Write out the data again exactly, skipping every picture.

---+---

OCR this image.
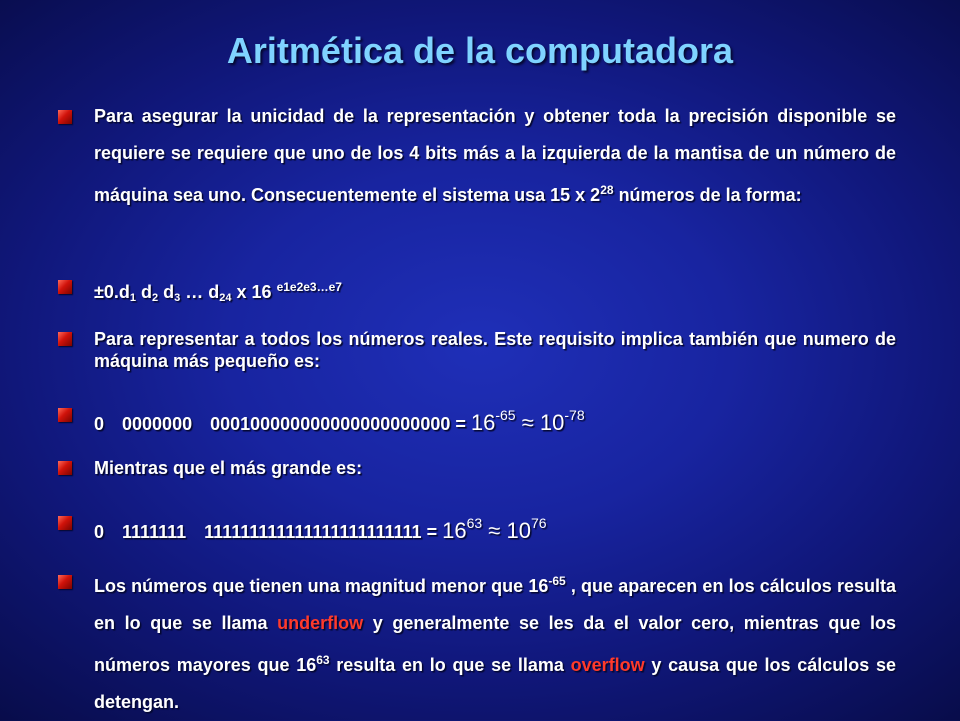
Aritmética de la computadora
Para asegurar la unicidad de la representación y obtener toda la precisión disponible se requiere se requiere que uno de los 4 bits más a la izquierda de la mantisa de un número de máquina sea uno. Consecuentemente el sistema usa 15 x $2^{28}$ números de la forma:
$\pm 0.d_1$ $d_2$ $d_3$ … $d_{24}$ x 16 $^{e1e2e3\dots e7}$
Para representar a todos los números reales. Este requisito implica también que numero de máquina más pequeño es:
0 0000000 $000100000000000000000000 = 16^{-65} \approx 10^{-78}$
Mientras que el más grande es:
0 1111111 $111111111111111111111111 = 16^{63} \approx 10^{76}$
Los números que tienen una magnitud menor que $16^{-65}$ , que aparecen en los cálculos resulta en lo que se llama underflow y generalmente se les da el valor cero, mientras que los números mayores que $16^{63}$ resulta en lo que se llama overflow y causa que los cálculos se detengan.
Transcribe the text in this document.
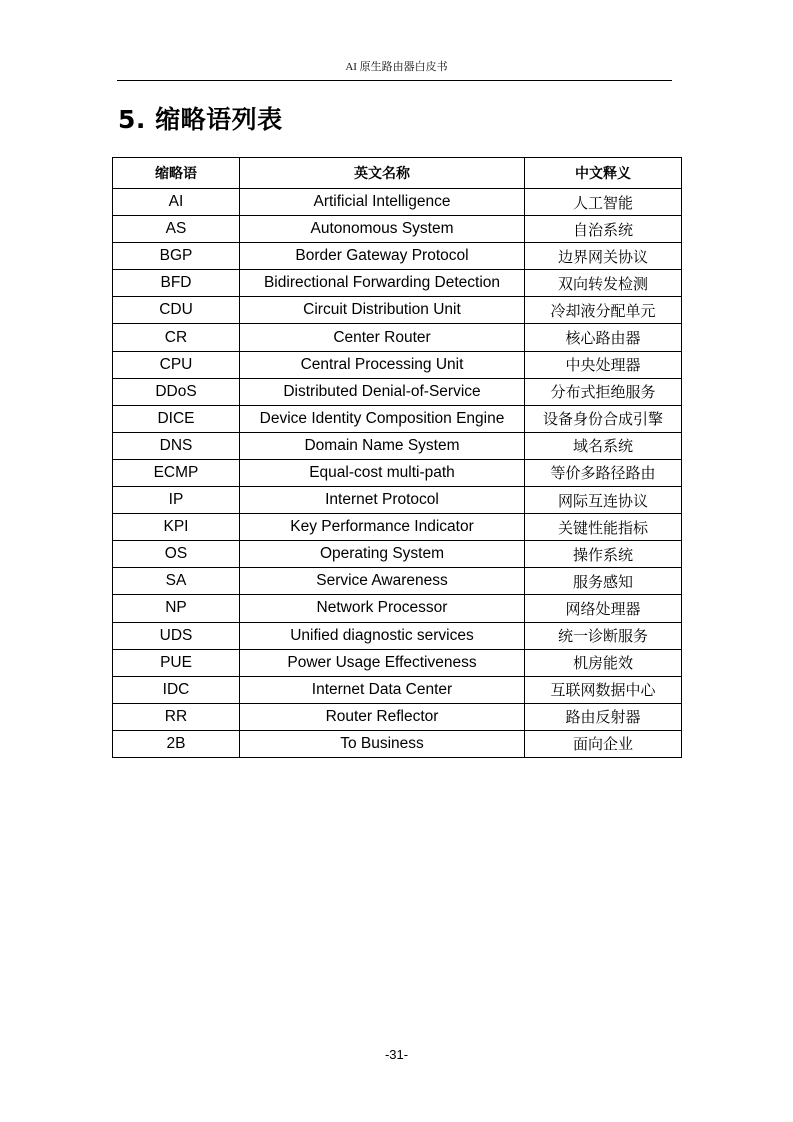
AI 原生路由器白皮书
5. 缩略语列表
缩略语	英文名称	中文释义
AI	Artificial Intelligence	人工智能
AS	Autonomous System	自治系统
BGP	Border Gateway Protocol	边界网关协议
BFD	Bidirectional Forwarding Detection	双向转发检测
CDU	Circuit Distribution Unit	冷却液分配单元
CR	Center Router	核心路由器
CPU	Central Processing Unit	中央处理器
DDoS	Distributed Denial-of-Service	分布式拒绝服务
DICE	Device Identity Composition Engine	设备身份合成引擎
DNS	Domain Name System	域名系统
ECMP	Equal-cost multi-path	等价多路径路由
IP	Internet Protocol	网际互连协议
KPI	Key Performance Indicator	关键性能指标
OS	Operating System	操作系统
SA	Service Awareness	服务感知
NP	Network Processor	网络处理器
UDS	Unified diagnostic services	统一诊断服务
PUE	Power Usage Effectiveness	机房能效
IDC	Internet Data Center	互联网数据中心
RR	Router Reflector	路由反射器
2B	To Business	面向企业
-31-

---+---

#### Correct result:
OCR this image.
Aritmética de la computadora
Para asegurar la unicidad de la representación y obtener toda la precisión disponible se requiere se requiere que uno de los 4 bits más a la izquierda de la mantisa de un número de máquina sea uno. Consecuentemente el sistema usa 15 x $2^{28}$ números de la forma:
$\pm 0.d_1$ $d_2$ $d_3$ … $d_{24}$ x 16 $^{e1e2e3\dots e7}$
Para representar a todos los números reales. Este requisito implica también que numero de máquina más pequeño es:
0 0000000 $000100000000000000000000 = 16^{-65} \approx 10^{-78}$
Mientras que el más grande es:
0 1111111 $111111111111111111111111 = 16^{63} \approx 10^{76}$
Los números que tienen una magnitud menor que $16^{-65}$ , que aparecen en los cálculos resulta en lo que se llama underflow y generalmente se les da el valor cero, mientras que los números mayores que $16^{63}$ resulta en lo que se llama overflow y causa que los cálculos se detengan.
Transcribe the text in this document.
AI 原生路由器白皮书
5. 缩略语列表
缩略语	英文名称	中文释义
AI	Artificial Intelligence	人工智能
AS	Autonomous System	自治系统
BGP	Border Gateway Protocol	边界网关协议
BFD	Bidirectional Forwarding Detection	双向转发检测
CDU	Circuit Distribution Unit	冷却液分配单元
CR	Center Router	核心路由器
CPU	Central Processing Unit	中央处理器
DDoS	Distributed Denial-of-Service	分布式拒绝服务
DICE	Device Identity Composition Engine	设备身份合成引擎
DNS	Domain Name System	域名系统
ECMP	Equal-cost multi-path	等价多路径路由
IP	Internet Protocol	网际互连协议
KPI	Key Performance Indicator	关键性能指标
OS	Operating System	操作系统
SA	Service Awareness	服务感知
NP	Network Processor	网络处理器
UDS	Unified diagnostic services	统一诊断服务
PUE	Power Usage Effectiveness	机房能效
IDC	Internet Data Center	互联网数据中心
RR	Router Reflector	路由反射器
2B	To Business	面向企业
-31-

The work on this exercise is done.